- TASK DIRECTIONS: Repeat the listing in full, word for word.

- DATA ENTRIES:

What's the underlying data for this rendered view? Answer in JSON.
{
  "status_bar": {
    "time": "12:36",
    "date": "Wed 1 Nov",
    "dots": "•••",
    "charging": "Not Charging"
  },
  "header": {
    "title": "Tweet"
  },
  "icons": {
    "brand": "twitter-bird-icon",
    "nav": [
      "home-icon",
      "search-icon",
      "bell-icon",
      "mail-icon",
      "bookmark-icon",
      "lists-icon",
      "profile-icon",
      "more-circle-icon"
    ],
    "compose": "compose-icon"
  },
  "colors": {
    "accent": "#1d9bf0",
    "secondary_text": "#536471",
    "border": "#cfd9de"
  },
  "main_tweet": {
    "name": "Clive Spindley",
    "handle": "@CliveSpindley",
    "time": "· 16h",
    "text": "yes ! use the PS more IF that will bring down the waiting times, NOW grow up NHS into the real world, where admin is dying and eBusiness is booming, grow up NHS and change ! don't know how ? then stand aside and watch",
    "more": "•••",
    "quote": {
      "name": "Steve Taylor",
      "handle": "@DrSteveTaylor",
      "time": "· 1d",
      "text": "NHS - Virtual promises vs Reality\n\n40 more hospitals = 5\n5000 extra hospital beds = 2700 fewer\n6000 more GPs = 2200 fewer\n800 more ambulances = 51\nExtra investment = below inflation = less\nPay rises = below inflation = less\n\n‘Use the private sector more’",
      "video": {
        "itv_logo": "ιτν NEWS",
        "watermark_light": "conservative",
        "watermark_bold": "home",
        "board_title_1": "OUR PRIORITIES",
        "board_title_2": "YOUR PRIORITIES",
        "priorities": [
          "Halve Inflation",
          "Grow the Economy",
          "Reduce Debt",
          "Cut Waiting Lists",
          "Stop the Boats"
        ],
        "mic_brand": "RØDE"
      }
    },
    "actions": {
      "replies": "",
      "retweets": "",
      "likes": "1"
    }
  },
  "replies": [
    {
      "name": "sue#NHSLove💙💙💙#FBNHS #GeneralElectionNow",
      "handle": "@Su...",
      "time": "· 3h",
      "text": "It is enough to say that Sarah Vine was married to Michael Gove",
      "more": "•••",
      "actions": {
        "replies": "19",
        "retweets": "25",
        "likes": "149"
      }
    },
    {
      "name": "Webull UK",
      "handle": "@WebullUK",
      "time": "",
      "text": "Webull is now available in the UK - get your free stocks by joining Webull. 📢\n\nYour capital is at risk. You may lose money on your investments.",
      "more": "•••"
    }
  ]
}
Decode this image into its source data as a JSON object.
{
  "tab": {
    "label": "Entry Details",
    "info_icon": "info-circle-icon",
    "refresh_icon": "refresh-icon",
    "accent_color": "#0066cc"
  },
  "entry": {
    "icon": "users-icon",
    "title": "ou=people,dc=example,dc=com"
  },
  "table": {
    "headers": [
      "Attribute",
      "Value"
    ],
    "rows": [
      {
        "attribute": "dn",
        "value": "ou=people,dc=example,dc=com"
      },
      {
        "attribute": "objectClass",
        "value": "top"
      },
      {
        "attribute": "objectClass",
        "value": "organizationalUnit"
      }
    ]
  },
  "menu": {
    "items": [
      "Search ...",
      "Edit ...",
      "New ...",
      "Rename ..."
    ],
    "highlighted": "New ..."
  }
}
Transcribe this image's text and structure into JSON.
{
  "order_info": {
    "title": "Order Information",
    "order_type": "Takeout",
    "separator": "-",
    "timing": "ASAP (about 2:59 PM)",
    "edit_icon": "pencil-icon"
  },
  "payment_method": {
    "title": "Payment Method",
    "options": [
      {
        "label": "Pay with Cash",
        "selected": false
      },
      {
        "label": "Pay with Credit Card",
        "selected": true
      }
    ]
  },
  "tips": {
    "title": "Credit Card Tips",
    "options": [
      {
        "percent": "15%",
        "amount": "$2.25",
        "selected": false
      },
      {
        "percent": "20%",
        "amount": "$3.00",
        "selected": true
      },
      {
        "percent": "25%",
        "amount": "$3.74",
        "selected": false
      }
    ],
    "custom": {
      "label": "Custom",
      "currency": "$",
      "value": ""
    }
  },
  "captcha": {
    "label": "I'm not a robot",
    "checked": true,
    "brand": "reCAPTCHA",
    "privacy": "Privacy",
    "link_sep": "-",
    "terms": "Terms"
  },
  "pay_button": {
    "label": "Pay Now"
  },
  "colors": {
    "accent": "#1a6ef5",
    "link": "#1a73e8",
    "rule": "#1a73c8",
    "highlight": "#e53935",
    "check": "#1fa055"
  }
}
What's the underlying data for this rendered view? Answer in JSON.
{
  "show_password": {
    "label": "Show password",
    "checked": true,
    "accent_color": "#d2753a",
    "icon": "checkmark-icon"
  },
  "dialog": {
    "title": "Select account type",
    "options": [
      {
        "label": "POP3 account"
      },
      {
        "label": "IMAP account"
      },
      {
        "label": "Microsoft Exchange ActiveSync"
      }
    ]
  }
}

- RESULT OF THIS TASK:
What's the underlying data for this rendered view? Answer in JSON.
{
  "status_bar": {
    "time": "12:36",
    "date": "Wed 1 Nov",
    "dots": "•••",
    "charging": "Not Charging"
  },
  "header": {
    "title": "Tweet"
  },
  "icons": {
    "brand": "twitter-bird-icon",
    "nav": [
      "home-icon",
      "search-icon",
      "bell-icon",
      "mail-icon",
      "bookmark-icon",
      "lists-icon",
      "profile-icon",
      "more-circle-icon"
    ],
    "compose": "compose-icon"
  },
  "colors": {
    "accent": "#1d9bf0",
    "secondary_text": "#536471",
    "border": "#cfd9de"
  },
  "main_tweet": {
    "name": "Clive Spindley",
    "handle": "@CliveSpindley",
    "time": "· 16h",
    "text": "yes ! use the PS more IF that will bring down the waiting times, NOW grow up NHS into the real world, where admin is dying and eBusiness is booming, grow up NHS and change ! don't know how ? then stand aside and watch",
    "more": "•••",
    "quote": {
      "name": "Steve Taylor",
      "handle": "@DrSteveTaylor",
      "time": "· 1d",
      "text": "NHS - Virtual promises vs Reality\n\n40 more hospitals = 5\n5000 extra hospital beds = 2700 fewer\n6000 more GPs = 2200 fewer\n800 more ambulances = 51\nExtra investment = below inflation = less\nPay rises = below inflation = less\n\n‘Use the private sector more’",
      "video": {
        "itv_logo": "ιτν NEWS",
        "watermark_light": "conservative",
        "watermark_bold": "home",
        "board_title_1": "OUR PRIORITIES",
        "board_title_2": "YOUR PRIORITIES",
        "priorities": [
          "Halve Inflation",
          "Grow the Economy",
          "Reduce Debt",
          "Cut Waiting Lists",
          "Stop the Boats"
        ],
        "mic_brand": "RØDE"
      }
    },
    "actions": {
      "replies": "",
      "retweets": "",
      "likes": "1"
    }
  },
  "replies": [
    {
      "name": "sue#NHSLove💙💙💙#FBNHS #GeneralElectionNow",
      "handle": "@Su...",
      "time": "· 3h",
      "text": "It is enough to say that Sarah Vine was married to Michael Gove",
      "more": "•••",
      "actions": {
        "replies": "19",
        "retweets": "25",
        "likes": "149"
      }
    },
    {
      "name": "Webull UK",
      "handle": "@WebullUK",
      "time": "",
      "text": "Webull is now available in the UK - get your free stocks by joining Webull. 📢\n\nYour capital is at risk. You may lose money on your investments.",
      "more": "•••"
    }
  ]
}
Decode this image into its source data as a JSON object.
{
  "tab": {
    "label": "Entry Details",
    "info_icon": "info-circle-icon",
    "refresh_icon": "refresh-icon",
    "accent_color": "#0066cc"
  },
  "entry": {
    "icon": "users-icon",
    "title": "ou=people,dc=example,dc=com"
  },
  "table": {
    "headers": [
      "Attribute",
      "Value"
    ],
    "rows": [
      {
        "attribute": "dn",
        "value": "ou=people,dc=example,dc=com"
      },
      {
        "attribute": "objectClass",
        "value": "top"
      },
      {
        "attribute": "objectClass",
        "value": "organizationalUnit"
      }
    ]
  },
  "menu": {
    "items": [
      "Search ...",
      "Edit ...",
      "New ...",
      "Rename ..."
    ],
    "highlighted": "New ..."
  }
}
Transcribe this image's text and structure into JSON.
{
  "order_info": {
    "title": "Order Information",
    "order_type": "Takeout",
    "separator": "-",
    "timing": "ASAP (about 2:59 PM)",
    "edit_icon": "pencil-icon"
  },
  "payment_method": {
    "title": "Payment Method",
    "options": [
      {
        "label": "Pay with Cash",
        "selected": false
      },
      {
        "label": "Pay with Credit Card",
        "selected": true
      }
    ]
  },
  "tips": {
    "title": "Credit Card Tips",
    "options": [
      {
        "percent": "15%",
        "amount": "$2.25",
        "selected": false
      },
      {
        "percent": "20%",
        "amount": "$3.00",
        "selected": true
      },
      {
        "percent": "25%",
        "amount": "$3.74",
        "selected": false
      }
    ],
    "custom": {
      "label": "Custom",
      "currency": "$",
      "value": ""
    }
  },
  "captcha": {
    "label": "I'm not a robot",
    "checked": true,
    "brand": "reCAPTCHA",
    "privacy": "Privacy",
    "link_sep": "-",
    "terms": "Terms"
  },
  "pay_button": {
    "label": "Pay Now"
  },
  "colors": {
    "accent": "#1a6ef5",
    "link": "#1a73e8",
    "rule": "#1a73c8",
    "highlight": "#e53935",
    "check": "#1fa055"
  }
}
What's the underlying data for this rendered view? Answer in JSON.
{
  "show_password": {
    "label": "Show password",
    "checked": true,
    "accent_color": "#d2753a",
    "icon": "checkmark-icon"
  },
  "dialog": {
    "title": "Select account type",
    "options": [
      {
        "label": "POP3 account"
      },
      {
        "label": "IMAP account"
      },
      {
        "label": "Microsoft Exchange ActiveSync"
      }
    ]
  }
}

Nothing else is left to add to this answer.